▸ REQUIRED TASK
Write every record out again exactly, and keep images out of it.

▸ DATA FOR PROCESSING
————————

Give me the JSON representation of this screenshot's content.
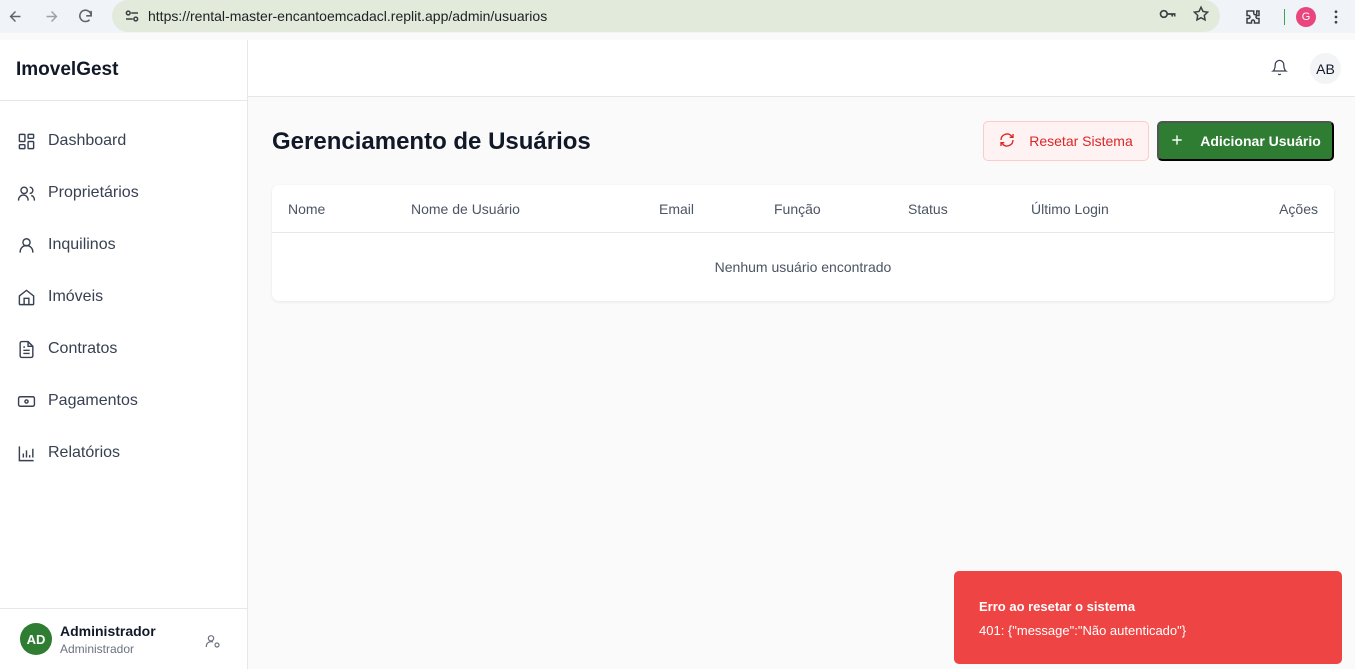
{
  "browser": {
    "url": "https://rental-master-encantoemcadacl.replit.app/admin/usuarios",
    "profile_initial": "G"
  },
  "sidebar": {
    "brand": "ImovelGest",
    "items": [
      {
        "label": "Dashboard",
        "icon": "dashboard-icon"
      },
      {
        "label": "Proprietários",
        "icon": "users-icon"
      },
      {
        "label": "Inquilinos",
        "icon": "user-icon"
      },
      {
        "label": "Imóveis",
        "icon": "home-icon"
      },
      {
        "label": "Contratos",
        "icon": "file-text-icon"
      },
      {
        "label": "Pagamentos",
        "icon": "banknote-icon"
      },
      {
        "label": "Relatórios",
        "icon": "bar-chart-icon"
      }
    ],
    "user": {
      "initials": "AD",
      "name": "Administrador",
      "role": "Administrador"
    }
  },
  "header": {
    "avatar_initials": "AB"
  },
  "main": {
    "title": "Gerenciamento de Usuários",
    "reset_label": "Resetar Sistema",
    "add_label": "Adicionar Usuário",
    "table": {
      "columns": [
        "Nome",
        "Nome de Usuário",
        "Email",
        "Função",
        "Status",
        "Último Login",
        "Ações"
      ],
      "empty_message": "Nenhum usuário encontrado"
    }
  },
  "toast": {
    "title": "Erro ao resetar o sistema",
    "message": "401: {\"message\":\"Não autenticado\"}"
  },
  "colors": {
    "primary": "#2e7d32",
    "danger": "#ef4444",
    "danger_text": "#dc2626"
  }
}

————————

▸ SOLUTION TO THIS PROBLEM
Give me the JSON representation of this screenshot's content.
{
  "browser": {
    "url": "https://rental-master-encantoemcadacl.replit.app/admin/usuarios",
    "profile_initial": "G"
  },
  "sidebar": {
    "brand": "ImovelGest",
    "items": [
      {
        "label": "Dashboard",
        "icon": "dashboard-icon"
      },
      {
        "label": "Proprietários",
        "icon": "users-icon"
      },
      {
        "label": "Inquilinos",
        "icon": "user-icon"
      },
      {
        "label": "Imóveis",
        "icon": "home-icon"
      },
      {
        "label": "Contratos",
        "icon": "file-text-icon"
      },
      {
        "label": "Pagamentos",
        "icon": "banknote-icon"
      },
      {
        "label": "Relatórios",
        "icon": "bar-chart-icon"
      }
    ],
    "user": {
      "initials": "AD",
      "name": "Administrador",
      "role": "Administrador"
    }
  },
  "header": {
    "avatar_initials": "AB"
  },
  "main": {
    "title": "Gerenciamento de Usuários",
    "reset_label": "Resetar Sistema",
    "add_label": "Adicionar Usuário",
    "table": {
      "columns": [
        "Nome",
        "Nome de Usuário",
        "Email",
        "Função",
        "Status",
        "Último Login",
        "Ações"
      ],
      "empty_message": "Nenhum usuário encontrado"
    }
  },
  "toast": {
    "title": "Erro ao resetar o sistema",
    "message": "401: {\"message\":\"Não autenticado\"}"
  },
  "colors": {
    "primary": "#2e7d32",
    "danger": "#ef4444",
    "danger_text": "#dc2626"
  }
}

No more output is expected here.